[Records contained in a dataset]

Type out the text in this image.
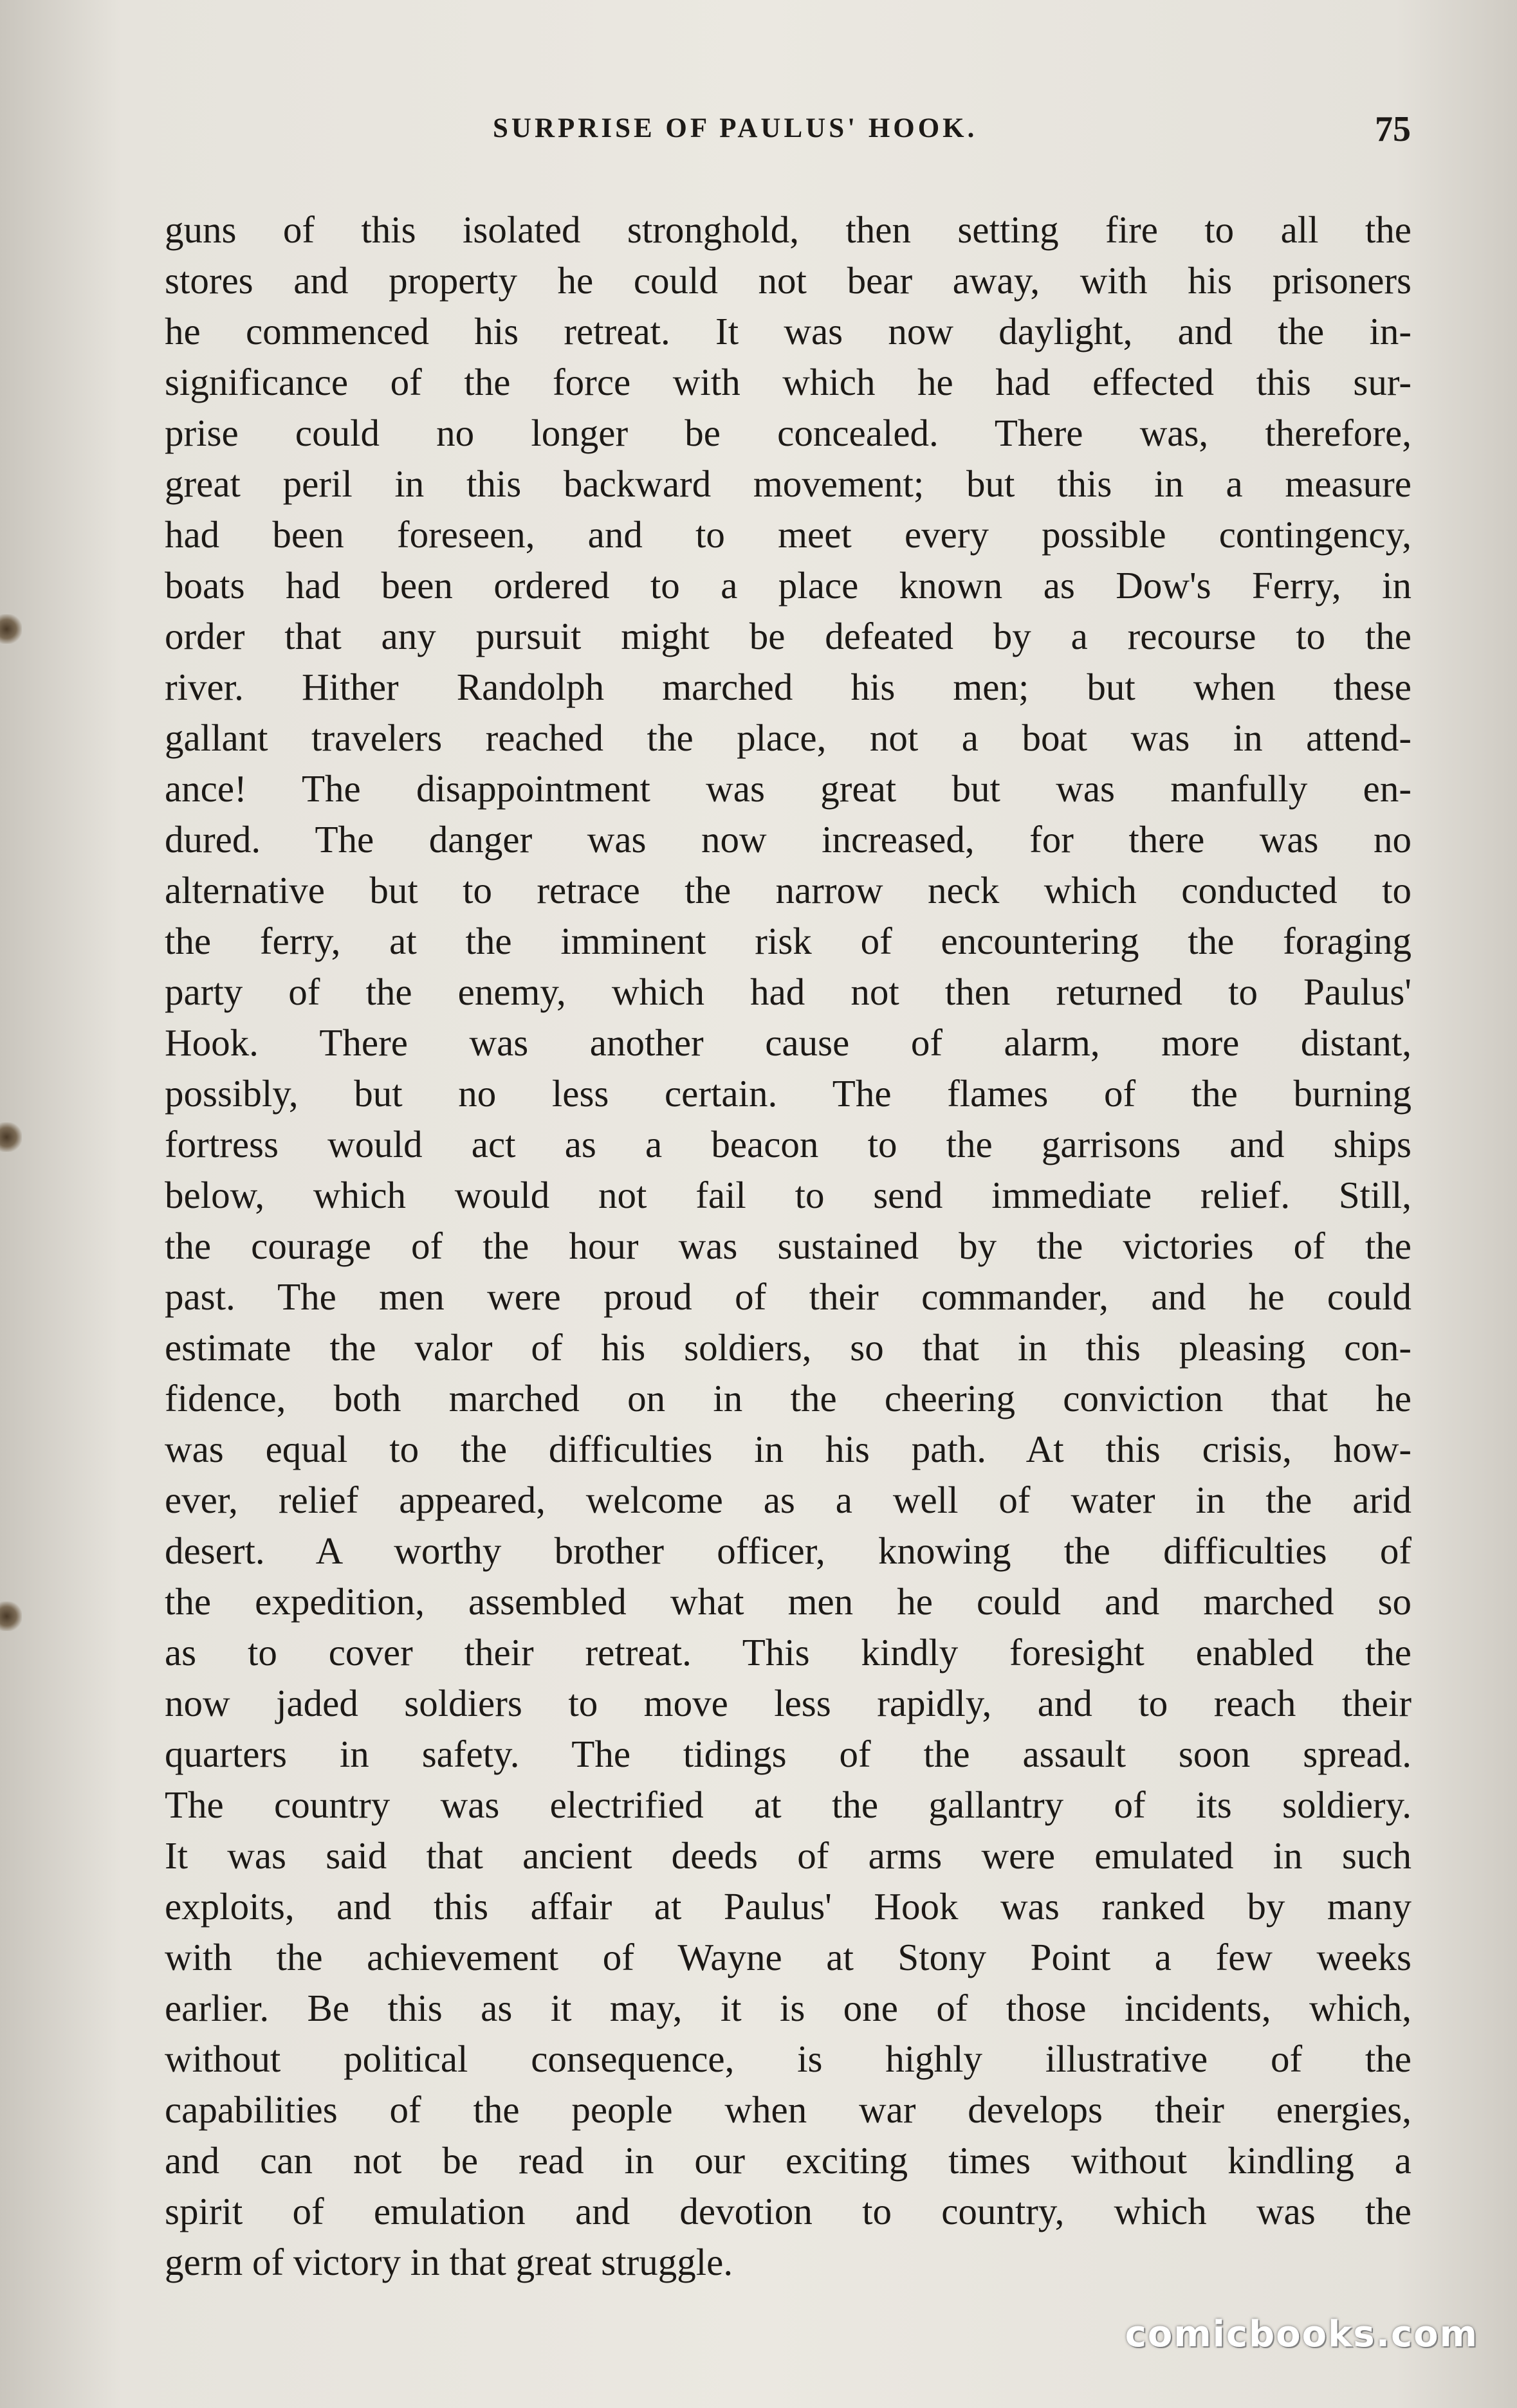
SURPRISE OF PAULUS' HOOK.	75
guns of this isolated stronghold, then setting fire to all the
stores and property he could not bear away, with his prisoners
he commenced his retreat. It was now daylight, and the in-
significance of the force with which he had effected this sur-
prise could no longer be concealed. There was, therefore,
great peril in this backward movement; but this in a measure
had been foreseen, and to meet every possible contingency,
boats had been ordered to a place known as Dow's Ferry, in
order that any pursuit might be defeated by a recourse to the
river. Hither Randolph marched his men; but when these
gallant travelers reached the place, not a boat was in attend-
ance! The disappointment was great but was manfully en-
dured. The danger was now increased, for there was no
alternative but to retrace the narrow neck which conducted to
the ferry, at the imminent risk of encountering the foraging
party of the enemy, which had not then returned to Paulus'
Hook. There was another cause of alarm, more distant,
possibly, but no less certain. The flames of the burning
fortress would act as a beacon to the garrisons and ships
below, which would not fail to send immediate relief. Still,
the courage of the hour was sustained by the victories of the
past. The men were proud of their commander, and he could
estimate the valor of his soldiers, so that in this pleasing con-
fidence, both marched on in the cheering conviction that he
was equal to the difficulties in his path. At this crisis, how-
ever, relief appeared, welcome as a well of water in the arid
desert. A worthy brother officer, knowing the difficulties of
the expedition, assembled what men he could and marched so
as to cover their retreat. This kindly foresight enabled the
now jaded soldiers to move less rapidly, and to reach their
quarters in safety. The tidings of the assault soon spread.
The country was electrified at the gallantry of its soldiery.
It was said that ancient deeds of arms were emulated in such
exploits, and this affair at Paulus' Hook was ranked by many
with the achievement of Wayne at Stony Point a few weeks
earlier. Be this as it may, it is one of those incidents, which,
without political consequence, is highly illustrative of the
capabilities of the people when war develops their energies,
and can not be read in our exciting times without kindling a
spirit of emulation and devotion to country, which was the
germ of victory in that great struggle.
comicbooks.com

REQUIREMENT >>
Skip the pictures and print each record exactly as it stands.

TASK OUTPUT >>
Type out the text in this image.
SURPRISE OF PAULUS' HOOK.	75
guns of this isolated stronghold, then setting fire to all the
stores and property he could not bear away, with his prisoners
he commenced his retreat. It was now daylight, and the in-
significance of the force with which he had effected this sur-
prise could no longer be concealed. There was, therefore,
great peril in this backward movement; but this in a measure
had been foreseen, and to meet every possible contingency,
boats had been ordered to a place known as Dow's Ferry, in
order that any pursuit might be defeated by a recourse to the
river. Hither Randolph marched his men; but when these
gallant travelers reached the place, not a boat was in attend-
ance! The disappointment was great but was manfully en-
dured. The danger was now increased, for there was no
alternative but to retrace the narrow neck which conducted to
the ferry, at the imminent risk of encountering the foraging
party of the enemy, which had not then returned to Paulus'
Hook. There was another cause of alarm, more distant,
possibly, but no less certain. The flames of the burning
fortress would act as a beacon to the garrisons and ships
below, which would not fail to send immediate relief. Still,
the courage of the hour was sustained by the victories of the
past. The men were proud of their commander, and he could
estimate the valor of his soldiers, so that in this pleasing con-
fidence, both marched on in the cheering conviction that he
was equal to the difficulties in his path. At this crisis, how-
ever, relief appeared, welcome as a well of water in the arid
desert. A worthy brother officer, knowing the difficulties of
the expedition, assembled what men he could and marched so
as to cover their retreat. This kindly foresight enabled the
now jaded soldiers to move less rapidly, and to reach their
quarters in safety. The tidings of the assault soon spread.
The country was electrified at the gallantry of its soldiery.
It was said that ancient deeds of arms were emulated in such
exploits, and this affair at Paulus' Hook was ranked by many
with the achievement of Wayne at Stony Point a few weeks
earlier. Be this as it may, it is one of those incidents, which,
without political consequence, is highly illustrative of the
capabilities of the people when war develops their energies,
and can not be read in our exciting times without kindling a
spirit of emulation and devotion to country, which was the
germ of victory in that great struggle.
comicbooks.com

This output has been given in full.